Output nothing but the number of lines that include the word "设计意图".

#### SUPPLIED RECORDS
[Start]

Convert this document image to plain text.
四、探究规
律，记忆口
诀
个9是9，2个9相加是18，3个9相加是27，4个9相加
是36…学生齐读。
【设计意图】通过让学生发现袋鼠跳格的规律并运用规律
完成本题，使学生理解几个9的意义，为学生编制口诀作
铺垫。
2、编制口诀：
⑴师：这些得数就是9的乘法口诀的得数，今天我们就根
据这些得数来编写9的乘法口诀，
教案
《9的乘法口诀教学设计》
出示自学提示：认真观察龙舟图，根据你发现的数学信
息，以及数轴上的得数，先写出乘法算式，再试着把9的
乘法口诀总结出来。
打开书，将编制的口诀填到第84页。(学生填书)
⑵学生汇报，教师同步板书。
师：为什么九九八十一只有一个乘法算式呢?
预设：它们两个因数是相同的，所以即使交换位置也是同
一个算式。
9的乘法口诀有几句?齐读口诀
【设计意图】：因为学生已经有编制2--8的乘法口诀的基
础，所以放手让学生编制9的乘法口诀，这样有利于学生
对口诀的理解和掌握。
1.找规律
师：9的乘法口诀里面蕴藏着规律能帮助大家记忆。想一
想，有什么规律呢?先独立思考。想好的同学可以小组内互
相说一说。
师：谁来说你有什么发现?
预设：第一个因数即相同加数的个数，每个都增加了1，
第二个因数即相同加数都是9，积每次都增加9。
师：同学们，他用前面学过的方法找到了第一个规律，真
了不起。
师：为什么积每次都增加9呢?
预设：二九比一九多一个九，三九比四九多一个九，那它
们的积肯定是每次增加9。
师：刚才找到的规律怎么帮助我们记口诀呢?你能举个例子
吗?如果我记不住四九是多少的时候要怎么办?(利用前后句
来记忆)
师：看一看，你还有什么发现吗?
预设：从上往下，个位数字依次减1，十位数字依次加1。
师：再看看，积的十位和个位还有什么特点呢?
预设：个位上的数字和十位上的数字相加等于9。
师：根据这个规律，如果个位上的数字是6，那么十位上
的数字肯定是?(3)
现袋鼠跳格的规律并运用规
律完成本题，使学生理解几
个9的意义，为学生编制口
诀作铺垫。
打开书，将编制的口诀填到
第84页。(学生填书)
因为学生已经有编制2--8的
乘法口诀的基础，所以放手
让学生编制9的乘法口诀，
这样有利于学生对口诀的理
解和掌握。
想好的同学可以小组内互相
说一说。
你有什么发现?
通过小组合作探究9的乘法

[End]

#### RESPONSE FOR THIS EXERCISE
2